- WORK TO DO
Copy out the listing below line by line, reproducing every entry without any change.

## start DATA

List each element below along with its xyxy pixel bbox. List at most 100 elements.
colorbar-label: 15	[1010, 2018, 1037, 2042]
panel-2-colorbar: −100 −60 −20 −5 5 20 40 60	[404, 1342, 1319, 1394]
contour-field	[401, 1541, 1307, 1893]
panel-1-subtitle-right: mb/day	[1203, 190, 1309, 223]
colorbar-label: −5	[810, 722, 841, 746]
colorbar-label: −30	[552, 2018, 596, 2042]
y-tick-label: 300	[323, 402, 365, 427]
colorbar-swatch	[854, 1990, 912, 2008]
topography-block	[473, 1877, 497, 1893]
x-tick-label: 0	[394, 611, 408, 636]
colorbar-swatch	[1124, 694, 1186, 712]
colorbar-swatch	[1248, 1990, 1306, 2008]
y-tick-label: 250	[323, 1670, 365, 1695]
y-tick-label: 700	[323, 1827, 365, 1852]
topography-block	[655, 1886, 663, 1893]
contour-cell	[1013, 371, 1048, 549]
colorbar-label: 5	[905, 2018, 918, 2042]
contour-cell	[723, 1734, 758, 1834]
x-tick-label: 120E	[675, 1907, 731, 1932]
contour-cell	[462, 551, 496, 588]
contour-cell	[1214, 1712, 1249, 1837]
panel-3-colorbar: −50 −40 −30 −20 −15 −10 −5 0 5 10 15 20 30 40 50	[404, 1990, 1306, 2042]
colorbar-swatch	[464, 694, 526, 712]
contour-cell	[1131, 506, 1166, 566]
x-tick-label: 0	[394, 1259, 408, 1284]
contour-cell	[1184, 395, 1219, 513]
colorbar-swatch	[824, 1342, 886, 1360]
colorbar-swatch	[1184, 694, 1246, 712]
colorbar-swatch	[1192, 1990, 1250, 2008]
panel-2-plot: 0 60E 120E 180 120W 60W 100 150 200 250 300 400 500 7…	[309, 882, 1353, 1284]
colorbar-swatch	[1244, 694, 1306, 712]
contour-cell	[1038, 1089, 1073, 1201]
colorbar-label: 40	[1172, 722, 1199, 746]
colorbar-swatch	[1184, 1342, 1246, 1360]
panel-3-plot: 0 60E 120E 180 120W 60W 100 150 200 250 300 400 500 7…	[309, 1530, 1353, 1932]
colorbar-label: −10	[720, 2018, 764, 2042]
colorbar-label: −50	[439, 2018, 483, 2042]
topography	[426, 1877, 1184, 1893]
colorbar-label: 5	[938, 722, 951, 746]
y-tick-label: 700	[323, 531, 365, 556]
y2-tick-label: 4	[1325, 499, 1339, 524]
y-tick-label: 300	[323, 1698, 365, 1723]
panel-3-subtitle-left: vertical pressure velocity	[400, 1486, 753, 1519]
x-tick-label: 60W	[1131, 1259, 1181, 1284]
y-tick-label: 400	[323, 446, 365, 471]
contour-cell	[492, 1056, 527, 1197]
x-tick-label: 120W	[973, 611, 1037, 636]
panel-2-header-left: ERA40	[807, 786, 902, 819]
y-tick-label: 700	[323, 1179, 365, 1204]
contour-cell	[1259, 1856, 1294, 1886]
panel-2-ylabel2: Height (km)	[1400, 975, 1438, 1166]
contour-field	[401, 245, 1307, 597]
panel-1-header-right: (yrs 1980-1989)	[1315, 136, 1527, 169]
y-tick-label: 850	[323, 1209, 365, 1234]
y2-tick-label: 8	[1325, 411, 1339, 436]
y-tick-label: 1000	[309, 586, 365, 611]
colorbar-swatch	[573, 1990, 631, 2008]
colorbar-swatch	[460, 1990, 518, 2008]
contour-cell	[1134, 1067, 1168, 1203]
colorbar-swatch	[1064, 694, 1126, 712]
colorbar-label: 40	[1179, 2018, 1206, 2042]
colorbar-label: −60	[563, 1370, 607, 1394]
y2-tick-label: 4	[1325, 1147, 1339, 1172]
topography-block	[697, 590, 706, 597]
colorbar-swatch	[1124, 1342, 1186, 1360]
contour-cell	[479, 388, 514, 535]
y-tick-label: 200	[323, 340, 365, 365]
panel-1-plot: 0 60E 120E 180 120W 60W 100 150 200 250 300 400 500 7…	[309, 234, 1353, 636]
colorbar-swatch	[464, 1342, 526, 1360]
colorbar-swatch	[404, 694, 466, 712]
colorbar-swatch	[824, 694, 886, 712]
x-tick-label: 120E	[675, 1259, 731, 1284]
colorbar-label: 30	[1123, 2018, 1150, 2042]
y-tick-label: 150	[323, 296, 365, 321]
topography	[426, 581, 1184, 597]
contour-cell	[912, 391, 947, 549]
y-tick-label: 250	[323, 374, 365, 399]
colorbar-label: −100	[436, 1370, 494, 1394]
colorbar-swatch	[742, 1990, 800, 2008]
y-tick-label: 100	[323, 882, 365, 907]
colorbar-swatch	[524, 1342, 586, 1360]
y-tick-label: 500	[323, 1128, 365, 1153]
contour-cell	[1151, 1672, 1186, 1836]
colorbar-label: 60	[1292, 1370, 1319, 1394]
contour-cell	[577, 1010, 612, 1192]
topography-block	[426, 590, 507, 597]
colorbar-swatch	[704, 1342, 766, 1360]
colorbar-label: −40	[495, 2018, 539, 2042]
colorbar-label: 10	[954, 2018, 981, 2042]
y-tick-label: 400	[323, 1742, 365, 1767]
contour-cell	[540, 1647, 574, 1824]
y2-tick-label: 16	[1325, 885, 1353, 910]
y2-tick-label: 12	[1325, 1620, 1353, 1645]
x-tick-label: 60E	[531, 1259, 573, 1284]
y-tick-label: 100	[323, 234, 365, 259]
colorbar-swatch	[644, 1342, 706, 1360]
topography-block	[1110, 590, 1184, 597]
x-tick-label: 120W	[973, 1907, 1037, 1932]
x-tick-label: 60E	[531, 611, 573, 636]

## end DATA

- COMPLETED TASK
List each element below along with its xyxy pixel bbox. List at most 100 elements.
colorbar-label: 15	[1010, 2018, 1037, 2042]
panel-2-colorbar: −100 −60 −20 −5 5 20 40 60	[404, 1342, 1319, 1394]
contour-field	[401, 1541, 1307, 1893]
panel-1-subtitle-right: mb/day	[1203, 190, 1309, 223]
colorbar-label: −5	[810, 722, 841, 746]
colorbar-label: −30	[552, 2018, 596, 2042]
y-tick-label: 300	[323, 402, 365, 427]
colorbar-swatch	[854, 1990, 912, 2008]
topography-block	[473, 1877, 497, 1893]
x-tick-label: 0	[394, 611, 408, 636]
colorbar-swatch	[1124, 694, 1186, 712]
colorbar-swatch	[1248, 1990, 1306, 2008]
y-tick-label: 250	[323, 1670, 365, 1695]
y-tick-label: 700	[323, 1827, 365, 1852]
topography-block	[655, 1886, 663, 1893]
contour-cell	[1013, 371, 1048, 549]
colorbar-label: 5	[905, 2018, 918, 2042]
contour-cell	[723, 1734, 758, 1834]
x-tick-label: 120E	[675, 1907, 731, 1932]
contour-cell	[462, 551, 496, 588]
contour-cell	[1214, 1712, 1249, 1837]
panel-3-colorbar: −50 −40 −30 −20 −15 −10 −5 0 5 10 15 20 30 40 50	[404, 1990, 1306, 2042]
colorbar-swatch	[464, 694, 526, 712]
contour-cell	[1131, 506, 1166, 566]
x-tick-label: 0	[394, 1259, 408, 1284]
contour-cell	[1184, 395, 1219, 513]
colorbar-swatch	[824, 1342, 886, 1360]
colorbar-swatch	[1184, 694, 1246, 712]
colorbar-swatch	[1192, 1990, 1250, 2008]
panel-2-plot: 0 60E 120E 180 120W 60W 100 150 200 250 300 400 500 7…	[309, 882, 1353, 1284]
colorbar-swatch	[1244, 694, 1306, 712]
contour-cell	[1038, 1089, 1073, 1201]
colorbar-label: 40	[1172, 722, 1199, 746]
colorbar-swatch	[1184, 1342, 1246, 1360]
panel-3-plot: 0 60E 120E 180 120W 60W 100 150 200 250 300 400 500 7…	[309, 1530, 1353, 1932]
colorbar-label: −10	[720, 2018, 764, 2042]
colorbar-label: −50	[439, 2018, 483, 2042]
topography	[426, 1877, 1184, 1893]
colorbar-label: 5	[938, 722, 951, 746]
y-tick-label: 700	[323, 531, 365, 556]
y2-tick-label: 4	[1325, 499, 1339, 524]
y-tick-label: 300	[323, 1698, 365, 1723]
panel-3-subtitle-left: vertical pressure velocity	[400, 1486, 753, 1519]
x-tick-label: 60W	[1131, 1259, 1181, 1284]
y-tick-label: 400	[323, 446, 365, 471]
contour-cell	[492, 1056, 527, 1197]
x-tick-label: 120W	[973, 611, 1037, 636]
panel-2-header-left: ERA40	[807, 786, 902, 819]
y-tick-label: 700	[323, 1179, 365, 1204]
contour-cell	[1259, 1856, 1294, 1886]
panel-2-ylabel2: Height (km)	[1400, 975, 1438, 1166]
contour-field	[401, 245, 1307, 597]
panel-1-header-right: (yrs 1980-1989)	[1315, 136, 1527, 169]
y-tick-label: 850	[323, 1209, 365, 1234]
y2-tick-label: 8	[1325, 411, 1339, 436]
y-tick-label: 1000	[309, 586, 365, 611]
colorbar-swatch	[573, 1990, 631, 2008]
colorbar-swatch	[460, 1990, 518, 2008]
contour-cell	[1134, 1067, 1168, 1203]
colorbar-swatch	[1064, 694, 1126, 712]
colorbar-label: 40	[1179, 2018, 1206, 2042]
colorbar-label: −60	[563, 1370, 607, 1394]
y2-tick-label: 4	[1325, 1147, 1339, 1172]
topography-block	[697, 590, 706, 597]
colorbar-swatch	[1124, 1342, 1186, 1360]
contour-cell	[479, 388, 514, 535]
y-tick-label: 200	[323, 340, 365, 365]
panel-1-plot: 0 60E 120E 180 120W 60W 100 150 200 250 300 400 500 7…	[309, 234, 1353, 636]
colorbar-swatch	[464, 1342, 526, 1360]
colorbar-swatch	[404, 694, 466, 712]
colorbar-swatch	[824, 694, 886, 712]
x-tick-label: 120E	[675, 1259, 731, 1284]
colorbar-label: 30	[1123, 2018, 1150, 2042]
y-tick-label: 150	[323, 296, 365, 321]
topography	[426, 581, 1184, 597]
contour-cell	[912, 391, 947, 549]
y-tick-label: 250	[323, 374, 365, 399]
colorbar-label: −100	[436, 1370, 494, 1394]
colorbar-swatch	[742, 1990, 800, 2008]
y-tick-label: 100	[323, 882, 365, 907]
colorbar-swatch	[524, 1342, 586, 1360]
y-tick-label: 500	[323, 1128, 365, 1153]
contour-cell	[1151, 1672, 1186, 1836]
colorbar-label: 60	[1292, 1370, 1319, 1394]
contour-cell	[577, 1010, 612, 1192]
topography-block	[426, 590, 507, 597]
colorbar-swatch	[704, 1342, 766, 1360]
colorbar-label: −40	[495, 2018, 539, 2042]
colorbar-label: 10	[954, 2018, 981, 2042]
y-tick-label: 400	[323, 1742, 365, 1767]
contour-cell	[540, 1647, 574, 1824]
y2-tick-label: 16	[1325, 885, 1353, 910]
y2-tick-label: 12	[1325, 1620, 1353, 1645]
x-tick-label: 60E	[531, 1259, 573, 1284]
y-tick-label: 100	[323, 234, 365, 259]
colorbar-swatch	[644, 1342, 706, 1360]
topography-block	[1110, 590, 1184, 597]
x-tick-label: 120W	[973, 1907, 1037, 1932]
x-tick-label: 60E	[531, 611, 573, 636]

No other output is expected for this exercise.